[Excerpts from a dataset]
────────────────
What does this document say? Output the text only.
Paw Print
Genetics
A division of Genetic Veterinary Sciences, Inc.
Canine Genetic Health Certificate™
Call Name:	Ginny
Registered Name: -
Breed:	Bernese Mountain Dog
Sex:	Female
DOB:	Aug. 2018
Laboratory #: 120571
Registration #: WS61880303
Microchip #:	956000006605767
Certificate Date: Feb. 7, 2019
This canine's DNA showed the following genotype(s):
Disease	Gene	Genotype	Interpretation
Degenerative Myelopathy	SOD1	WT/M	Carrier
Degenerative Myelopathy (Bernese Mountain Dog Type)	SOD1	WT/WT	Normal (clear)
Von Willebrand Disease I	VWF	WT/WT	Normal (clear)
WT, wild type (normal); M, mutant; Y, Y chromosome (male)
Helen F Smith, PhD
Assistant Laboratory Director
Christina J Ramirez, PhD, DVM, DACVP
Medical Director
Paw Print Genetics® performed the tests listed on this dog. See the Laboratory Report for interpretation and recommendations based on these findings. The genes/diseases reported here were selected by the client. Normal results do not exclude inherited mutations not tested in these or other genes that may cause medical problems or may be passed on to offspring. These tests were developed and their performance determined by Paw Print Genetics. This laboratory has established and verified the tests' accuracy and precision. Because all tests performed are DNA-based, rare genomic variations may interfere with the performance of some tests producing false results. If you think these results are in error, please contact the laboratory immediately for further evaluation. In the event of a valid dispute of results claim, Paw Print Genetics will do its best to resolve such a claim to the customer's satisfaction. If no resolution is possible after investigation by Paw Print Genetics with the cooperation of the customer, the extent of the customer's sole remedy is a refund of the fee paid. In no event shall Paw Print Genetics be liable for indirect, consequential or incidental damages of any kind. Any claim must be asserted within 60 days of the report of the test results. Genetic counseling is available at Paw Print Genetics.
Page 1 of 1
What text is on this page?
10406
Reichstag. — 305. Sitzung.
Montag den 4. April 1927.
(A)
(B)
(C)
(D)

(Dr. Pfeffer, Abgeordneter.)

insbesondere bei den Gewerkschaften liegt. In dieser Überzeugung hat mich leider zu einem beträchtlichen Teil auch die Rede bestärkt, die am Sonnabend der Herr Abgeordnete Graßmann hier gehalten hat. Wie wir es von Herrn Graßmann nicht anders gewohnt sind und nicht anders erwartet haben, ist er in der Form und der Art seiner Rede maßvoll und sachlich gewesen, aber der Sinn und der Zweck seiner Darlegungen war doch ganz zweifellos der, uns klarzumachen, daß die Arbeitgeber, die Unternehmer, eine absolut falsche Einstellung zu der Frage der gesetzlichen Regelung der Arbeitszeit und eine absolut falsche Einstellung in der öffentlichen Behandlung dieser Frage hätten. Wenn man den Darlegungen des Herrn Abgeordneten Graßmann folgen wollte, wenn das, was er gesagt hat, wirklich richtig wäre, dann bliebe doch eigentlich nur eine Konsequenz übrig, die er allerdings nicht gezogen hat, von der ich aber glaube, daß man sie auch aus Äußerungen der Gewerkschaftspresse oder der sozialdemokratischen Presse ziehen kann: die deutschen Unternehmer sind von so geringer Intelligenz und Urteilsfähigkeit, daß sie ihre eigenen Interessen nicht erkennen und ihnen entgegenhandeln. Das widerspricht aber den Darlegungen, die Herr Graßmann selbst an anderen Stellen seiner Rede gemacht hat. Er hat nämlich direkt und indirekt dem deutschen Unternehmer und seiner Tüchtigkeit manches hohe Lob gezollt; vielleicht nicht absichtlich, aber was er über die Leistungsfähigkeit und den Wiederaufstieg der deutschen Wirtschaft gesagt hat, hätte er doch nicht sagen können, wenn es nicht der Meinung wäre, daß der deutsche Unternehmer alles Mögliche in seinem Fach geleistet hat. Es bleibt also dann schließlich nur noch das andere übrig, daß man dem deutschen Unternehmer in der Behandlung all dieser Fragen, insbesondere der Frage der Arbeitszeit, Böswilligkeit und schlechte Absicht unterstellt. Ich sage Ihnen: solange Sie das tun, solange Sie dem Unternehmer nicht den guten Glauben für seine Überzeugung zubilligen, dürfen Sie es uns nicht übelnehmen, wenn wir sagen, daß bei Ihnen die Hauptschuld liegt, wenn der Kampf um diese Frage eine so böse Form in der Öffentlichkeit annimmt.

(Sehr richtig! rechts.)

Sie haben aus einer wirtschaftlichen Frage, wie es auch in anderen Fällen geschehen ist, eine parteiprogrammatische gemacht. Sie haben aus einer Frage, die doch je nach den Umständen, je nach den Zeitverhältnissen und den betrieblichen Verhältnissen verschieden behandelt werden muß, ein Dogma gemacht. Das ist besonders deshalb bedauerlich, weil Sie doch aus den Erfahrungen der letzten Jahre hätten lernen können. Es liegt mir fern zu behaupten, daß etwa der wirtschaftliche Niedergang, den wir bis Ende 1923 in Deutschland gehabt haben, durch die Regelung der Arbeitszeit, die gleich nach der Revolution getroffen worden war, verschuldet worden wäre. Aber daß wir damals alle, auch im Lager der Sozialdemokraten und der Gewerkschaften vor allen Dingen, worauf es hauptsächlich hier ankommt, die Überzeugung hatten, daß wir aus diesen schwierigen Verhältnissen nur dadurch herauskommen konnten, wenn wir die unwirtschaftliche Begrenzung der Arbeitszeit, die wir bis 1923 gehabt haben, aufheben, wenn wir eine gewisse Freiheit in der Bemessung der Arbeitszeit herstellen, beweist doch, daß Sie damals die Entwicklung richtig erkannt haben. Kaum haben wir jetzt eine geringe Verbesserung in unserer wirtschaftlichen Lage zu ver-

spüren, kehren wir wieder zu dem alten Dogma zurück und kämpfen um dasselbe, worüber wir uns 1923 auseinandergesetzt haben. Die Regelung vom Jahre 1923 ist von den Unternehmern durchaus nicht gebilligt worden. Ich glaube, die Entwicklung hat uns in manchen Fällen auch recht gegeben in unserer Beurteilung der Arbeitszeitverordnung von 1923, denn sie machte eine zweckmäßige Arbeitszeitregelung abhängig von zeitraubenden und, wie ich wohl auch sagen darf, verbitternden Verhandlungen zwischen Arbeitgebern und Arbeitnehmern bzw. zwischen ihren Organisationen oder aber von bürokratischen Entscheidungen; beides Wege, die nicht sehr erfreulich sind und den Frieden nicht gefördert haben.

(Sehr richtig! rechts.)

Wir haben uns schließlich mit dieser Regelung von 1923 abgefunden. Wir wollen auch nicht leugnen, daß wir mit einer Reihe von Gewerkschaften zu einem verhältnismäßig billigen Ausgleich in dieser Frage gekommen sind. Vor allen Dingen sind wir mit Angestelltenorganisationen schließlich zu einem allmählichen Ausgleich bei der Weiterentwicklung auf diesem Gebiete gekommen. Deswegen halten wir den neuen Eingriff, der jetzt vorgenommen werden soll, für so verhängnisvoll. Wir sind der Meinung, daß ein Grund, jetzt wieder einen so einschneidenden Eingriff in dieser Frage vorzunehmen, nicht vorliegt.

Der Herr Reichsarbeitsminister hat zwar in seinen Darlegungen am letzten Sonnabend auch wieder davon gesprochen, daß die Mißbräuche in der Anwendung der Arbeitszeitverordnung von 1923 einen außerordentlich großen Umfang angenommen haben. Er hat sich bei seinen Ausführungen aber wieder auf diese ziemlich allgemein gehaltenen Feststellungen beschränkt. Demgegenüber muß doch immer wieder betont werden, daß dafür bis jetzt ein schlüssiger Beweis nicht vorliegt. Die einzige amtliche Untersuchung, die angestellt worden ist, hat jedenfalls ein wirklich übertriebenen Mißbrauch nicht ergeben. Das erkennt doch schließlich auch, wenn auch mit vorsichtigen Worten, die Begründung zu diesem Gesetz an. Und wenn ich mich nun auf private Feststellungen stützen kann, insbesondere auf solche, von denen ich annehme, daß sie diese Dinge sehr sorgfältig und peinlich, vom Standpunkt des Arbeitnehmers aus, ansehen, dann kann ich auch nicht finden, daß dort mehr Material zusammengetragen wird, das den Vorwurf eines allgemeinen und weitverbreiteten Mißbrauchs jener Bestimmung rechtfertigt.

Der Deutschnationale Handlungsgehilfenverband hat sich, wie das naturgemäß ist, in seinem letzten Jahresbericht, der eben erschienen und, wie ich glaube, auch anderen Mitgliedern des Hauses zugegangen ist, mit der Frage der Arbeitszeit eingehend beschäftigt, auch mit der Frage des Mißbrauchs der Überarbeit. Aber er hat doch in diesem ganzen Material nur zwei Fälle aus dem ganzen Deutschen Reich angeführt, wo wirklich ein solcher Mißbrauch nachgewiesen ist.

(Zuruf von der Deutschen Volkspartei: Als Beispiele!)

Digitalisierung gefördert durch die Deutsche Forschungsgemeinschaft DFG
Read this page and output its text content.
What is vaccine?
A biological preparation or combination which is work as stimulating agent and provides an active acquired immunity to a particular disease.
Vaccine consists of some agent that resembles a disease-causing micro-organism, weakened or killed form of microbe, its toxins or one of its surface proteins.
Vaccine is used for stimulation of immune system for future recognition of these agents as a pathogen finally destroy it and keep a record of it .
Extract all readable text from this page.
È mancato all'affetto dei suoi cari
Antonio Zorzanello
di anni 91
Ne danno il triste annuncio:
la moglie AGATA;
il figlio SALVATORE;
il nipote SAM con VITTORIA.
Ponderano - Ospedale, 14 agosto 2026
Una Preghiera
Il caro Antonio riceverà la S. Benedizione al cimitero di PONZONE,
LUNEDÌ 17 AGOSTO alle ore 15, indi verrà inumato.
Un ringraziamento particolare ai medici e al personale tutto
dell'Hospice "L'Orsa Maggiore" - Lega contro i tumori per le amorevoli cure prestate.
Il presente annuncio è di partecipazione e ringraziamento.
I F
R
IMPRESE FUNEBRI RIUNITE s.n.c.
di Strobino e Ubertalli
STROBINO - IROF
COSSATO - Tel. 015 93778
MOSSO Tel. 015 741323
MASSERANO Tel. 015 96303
────────────────
» **What needs to be done**
List each line of the entries that holds the string "annuncio".

» **Problem solution**
Ne danno il triste annuncio:
Il presente annuncio è di partecipazione e ringraziamento.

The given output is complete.